begin Data

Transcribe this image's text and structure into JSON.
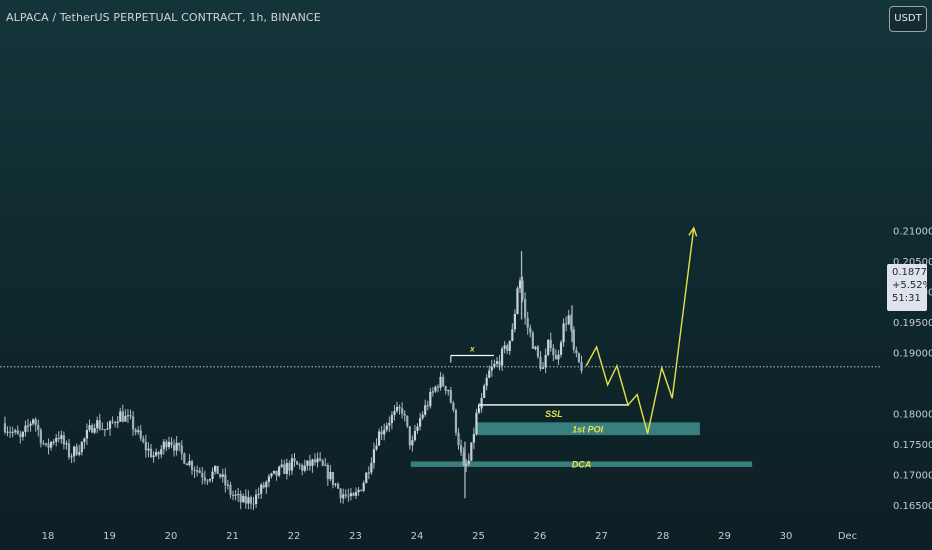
{
  "header": {
    "title": "ALPACA / TetherUS PERPETUAL CONTRACT, 1h, BINANCE",
    "currency_button": "USDT"
  },
  "price_label": {
    "price": "0.18775",
    "change": "+5.52%",
    "countdown": "51:31"
  },
  "colors": {
    "candle": "#c8d2de",
    "candle_wick": "#aeb8c4",
    "zone_fill": "#4aa3a0",
    "annotation": "#e8e04a",
    "level_line": "#ffffff",
    "axis_text": "#c5cad3"
  },
  "chart_data": {
    "type": "candlestick",
    "y_axis": {
      "ticks": [
        0.165,
        0.17,
        0.175,
        0.18,
        0.185,
        0.19,
        0.195,
        0.2,
        0.205,
        0.21
      ],
      "tick_labels": [
        "0.16500",
        "0.17000",
        "0.17500",
        "0.18000",
        "",
        "0.19000",
        "0.19500",
        "0.20000",
        "0.20500",
        "0.21000"
      ],
      "ylim": [
        0.1635,
        0.2145
      ]
    },
    "x_axis": {
      "ticks": [
        18,
        19,
        20,
        21,
        22,
        23,
        24,
        25,
        26,
        27,
        28,
        29,
        30,
        31
      ],
      "tick_labels": [
        "18",
        "19",
        "20",
        "21",
        "22",
        "23",
        "24",
        "25",
        "26",
        "27",
        "28",
        "29",
        "30",
        "Dec"
      ],
      "xlim": [
        17.3,
        32.3
      ]
    },
    "last_price": 0.18775,
    "price_path": [
      [
        17.3,
        0.1785
      ],
      [
        17.6,
        0.1758
      ],
      [
        17.8,
        0.1795
      ],
      [
        18.0,
        0.1742
      ],
      [
        18.2,
        0.1768
      ],
      [
        18.4,
        0.1732
      ],
      [
        18.6,
        0.1752
      ],
      [
        18.8,
        0.1788
      ],
      [
        19.0,
        0.1772
      ],
      [
        19.2,
        0.1801
      ],
      [
        19.4,
        0.1785
      ],
      [
        19.6,
        0.1748
      ],
      [
        19.8,
        0.1728
      ],
      [
        20.0,
        0.1762
      ],
      [
        20.2,
        0.1735
      ],
      [
        20.4,
        0.1715
      ],
      [
        20.6,
        0.1698
      ],
      [
        20.8,
        0.1706
      ],
      [
        21.0,
        0.1672
      ],
      [
        21.2,
        0.1655
      ],
      [
        21.4,
        0.1662
      ],
      [
        21.6,
        0.1688
      ],
      [
        21.8,
        0.1705
      ],
      [
        22.0,
        0.1718
      ],
      [
        22.2,
        0.1712
      ],
      [
        22.4,
        0.1722
      ],
      [
        22.6,
        0.1702
      ],
      [
        22.8,
        0.1672
      ],
      [
        23.0,
        0.1658
      ],
      [
        23.2,
        0.1695
      ],
      [
        23.4,
        0.1765
      ],
      [
        23.6,
        0.1792
      ],
      [
        23.8,
        0.1808
      ],
      [
        23.95,
        0.1745
      ],
      [
        24.1,
        0.1795
      ],
      [
        24.3,
        0.1835
      ],
      [
        24.4,
        0.1855
      ],
      [
        24.55,
        0.1842
      ],
      [
        24.7,
        0.1765
      ],
      [
        24.8,
        0.1708
      ],
      [
        24.9,
        0.1725
      ],
      [
        25.0,
        0.1795
      ],
      [
        25.1,
        0.1822
      ],
      [
        25.2,
        0.1865
      ],
      [
        25.35,
        0.1885
      ],
      [
        25.5,
        0.1908
      ],
      [
        25.6,
        0.1935
      ],
      [
        25.7,
        0.2035
      ],
      [
        25.8,
        0.1955
      ],
      [
        25.9,
        0.1925
      ],
      [
        26.0,
        0.1892
      ],
      [
        26.1,
        0.1872
      ],
      [
        26.2,
        0.1925
      ],
      [
        26.3,
        0.1885
      ],
      [
        26.4,
        0.1935
      ],
      [
        26.5,
        0.1965
      ],
      [
        26.6,
        0.1895
      ],
      [
        26.7,
        0.18775
      ]
    ],
    "annotations": [
      {
        "label": "x",
        "kind": "line",
        "x": [
          24.55,
          25.25
        ],
        "y": 0.1896
      },
      {
        "label": "SSL",
        "kind": "line",
        "x": [
          25.0,
          27.45
        ],
        "y": 0.1815
      },
      {
        "label": "1st POI",
        "kind": "zone",
        "x": [
          24.95,
          28.6
        ],
        "y": [
          0.17655,
          0.17865
        ]
      },
      {
        "label": "DCA",
        "kind": "zone",
        "x": [
          23.9,
          29.45
        ],
        "y": [
          0.17135,
          0.17225
        ]
      }
    ],
    "projection": [
      [
        26.75,
        0.1879
      ],
      [
        26.92,
        0.191
      ],
      [
        27.1,
        0.1848
      ],
      [
        27.25,
        0.1879
      ],
      [
        27.43,
        0.1815
      ],
      [
        27.58,
        0.1832
      ],
      [
        27.75,
        0.1768
      ],
      [
        27.98,
        0.1876
      ],
      [
        28.15,
        0.1826
      ],
      [
        28.5,
        0.2105
      ]
    ]
  }
}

end Data

Stated task :: Give the material again exactly as it is, but keep the pictures out.

Result for this exercise ::
Transcribe this image's text and structure into JSON.
{
  "header": {
    "title": "ALPACA / TetherUS PERPETUAL CONTRACT, 1h, BINANCE",
    "currency_button": "USDT"
  },
  "price_label": {
    "price": "0.18775",
    "change": "+5.52%",
    "countdown": "51:31"
  },
  "colors": {
    "candle": "#c8d2de",
    "candle_wick": "#aeb8c4",
    "zone_fill": "#4aa3a0",
    "annotation": "#e8e04a",
    "level_line": "#ffffff",
    "axis_text": "#c5cad3"
  },
  "chart_data": {
    "type": "candlestick",
    "y_axis": {
      "ticks": [
        0.165,
        0.17,
        0.175,
        0.18,
        0.185,
        0.19,
        0.195,
        0.2,
        0.205,
        0.21
      ],
      "tick_labels": [
        "0.16500",
        "0.17000",
        "0.17500",
        "0.18000",
        "",
        "0.19000",
        "0.19500",
        "0.20000",
        "0.20500",
        "0.21000"
      ],
      "ylim": [
        0.1635,
        0.2145
      ]
    },
    "x_axis": {
      "ticks": [
        18,
        19,
        20,
        21,
        22,
        23,
        24,
        25,
        26,
        27,
        28,
        29,
        30,
        31
      ],
      "tick_labels": [
        "18",
        "19",
        "20",
        "21",
        "22",
        "23",
        "24",
        "25",
        "26",
        "27",
        "28",
        "29",
        "30",
        "Dec"
      ],
      "xlim": [
        17.3,
        32.3
      ]
    },
    "last_price": 0.18775,
    "price_path": [
      [
        17.3,
        0.1785
      ],
      [
        17.6,
        0.1758
      ],
      [
        17.8,
        0.1795
      ],
      [
        18.0,
        0.1742
      ],
      [
        18.2,
        0.1768
      ],
      [
        18.4,
        0.1732
      ],
      [
        18.6,
        0.1752
      ],
      [
        18.8,
        0.1788
      ],
      [
        19.0,
        0.1772
      ],
      [
        19.2,
        0.1801
      ],
      [
        19.4,
        0.1785
      ],
      [
        19.6,
        0.1748
      ],
      [
        19.8,
        0.1728
      ],
      [
        20.0,
        0.1762
      ],
      [
        20.2,
        0.1735
      ],
      [
        20.4,
        0.1715
      ],
      [
        20.6,
        0.1698
      ],
      [
        20.8,
        0.1706
      ],
      [
        21.0,
        0.1672
      ],
      [
        21.2,
        0.1655
      ],
      [
        21.4,
        0.1662
      ],
      [
        21.6,
        0.1688
      ],
      [
        21.8,
        0.1705
      ],
      [
        22.0,
        0.1718
      ],
      [
        22.2,
        0.1712
      ],
      [
        22.4,
        0.1722
      ],
      [
        22.6,
        0.1702
      ],
      [
        22.8,
        0.1672
      ],
      [
        23.0,
        0.1658
      ],
      [
        23.2,
        0.1695
      ],
      [
        23.4,
        0.1765
      ],
      [
        23.6,
        0.1792
      ],
      [
        23.8,
        0.1808
      ],
      [
        23.95,
        0.1745
      ],
      [
        24.1,
        0.1795
      ],
      [
        24.3,
        0.1835
      ],
      [
        24.4,
        0.1855
      ],
      [
        24.55,
        0.1842
      ],
      [
        24.7,
        0.1765
      ],
      [
        24.8,
        0.1708
      ],
      [
        24.9,
        0.1725
      ],
      [
        25.0,
        0.1795
      ],
      [
        25.1,
        0.1822
      ],
      [
        25.2,
        0.1865
      ],
      [
        25.35,
        0.1885
      ],
      [
        25.5,
        0.1908
      ],
      [
        25.6,
        0.1935
      ],
      [
        25.7,
        0.2035
      ],
      [
        25.8,
        0.1955
      ],
      [
        25.9,
        0.1925
      ],
      [
        26.0,
        0.1892
      ],
      [
        26.1,
        0.1872
      ],
      [
        26.2,
        0.1925
      ],
      [
        26.3,
        0.1885
      ],
      [
        26.4,
        0.1935
      ],
      [
        26.5,
        0.1965
      ],
      [
        26.6,
        0.1895
      ],
      [
        26.7,
        0.18775
      ]
    ],
    "annotations": [
      {
        "label": "x",
        "kind": "line",
        "x": [
          24.55,
          25.25
        ],
        "y": 0.1896
      },
      {
        "label": "SSL",
        "kind": "line",
        "x": [
          25.0,
          27.45
        ],
        "y": 0.1815
      },
      {
        "label": "1st POI",
        "kind": "zone",
        "x": [
          24.95,
          28.6
        ],
        "y": [
          0.17655,
          0.17865
        ]
      },
      {
        "label": "DCA",
        "kind": "zone",
        "x": [
          23.9,
          29.45
        ],
        "y": [
          0.17135,
          0.17225
        ]
      }
    ],
    "projection": [
      [
        26.75,
        0.1879
      ],
      [
        26.92,
        0.191
      ],
      [
        27.1,
        0.1848
      ],
      [
        27.25,
        0.1879
      ],
      [
        27.43,
        0.1815
      ],
      [
        27.58,
        0.1832
      ],
      [
        27.75,
        0.1768
      ],
      [
        27.98,
        0.1876
      ],
      [
        28.15,
        0.1826
      ],
      [
        28.5,
        0.2105
      ]
    ]
  }
}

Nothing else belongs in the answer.